- [The task] Transcribe the lines below verbatim, skipping the images.
--- Material for this exercise ---
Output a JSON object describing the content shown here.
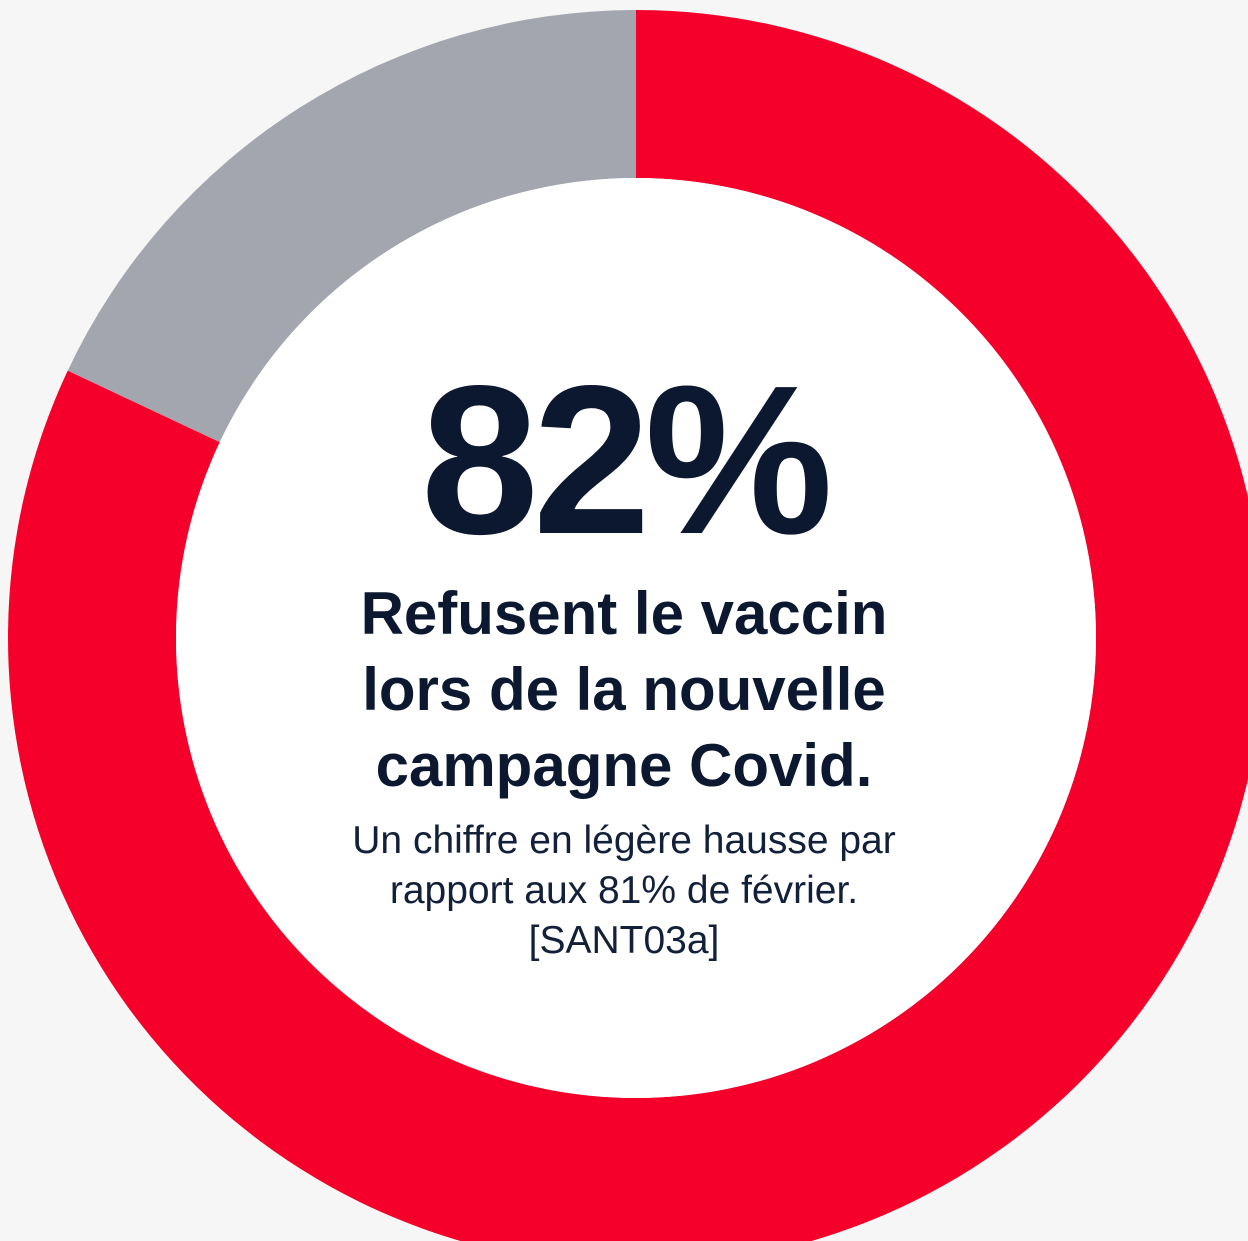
{
  "chart_data": {
    "type": "pie",
    "slices": [
      {
        "label": "Refusent le vaccin",
        "value": 82,
        "color": "#f5002b"
      },
      {
        "label": "",
        "value": 18,
        "color": "#a3a6ae"
      }
    ],
    "center_value": "82%",
    "headline": "Refusent le vaccin lors de la nouvelle campagne Covid.",
    "note": "Un chiffre en légère hausse par rapport aux 81% de février. [SANT03a]"
  }
}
---
- [The response]
Output a JSON object describing the content shown here.
{
  "chart_data": {
    "type": "pie",
    "slices": [
      {
        "label": "Refusent le vaccin",
        "value": 82,
        "color": "#f5002b"
      },
      {
        "label": "",
        "value": 18,
        "color": "#a3a6ae"
      }
    ],
    "center_value": "82%",
    "headline": "Refusent le vaccin lors de la nouvelle campagne Covid.",
    "note": "Un chiffre en légère hausse par rapport aux 81% de février. [SANT03a]"
  }
}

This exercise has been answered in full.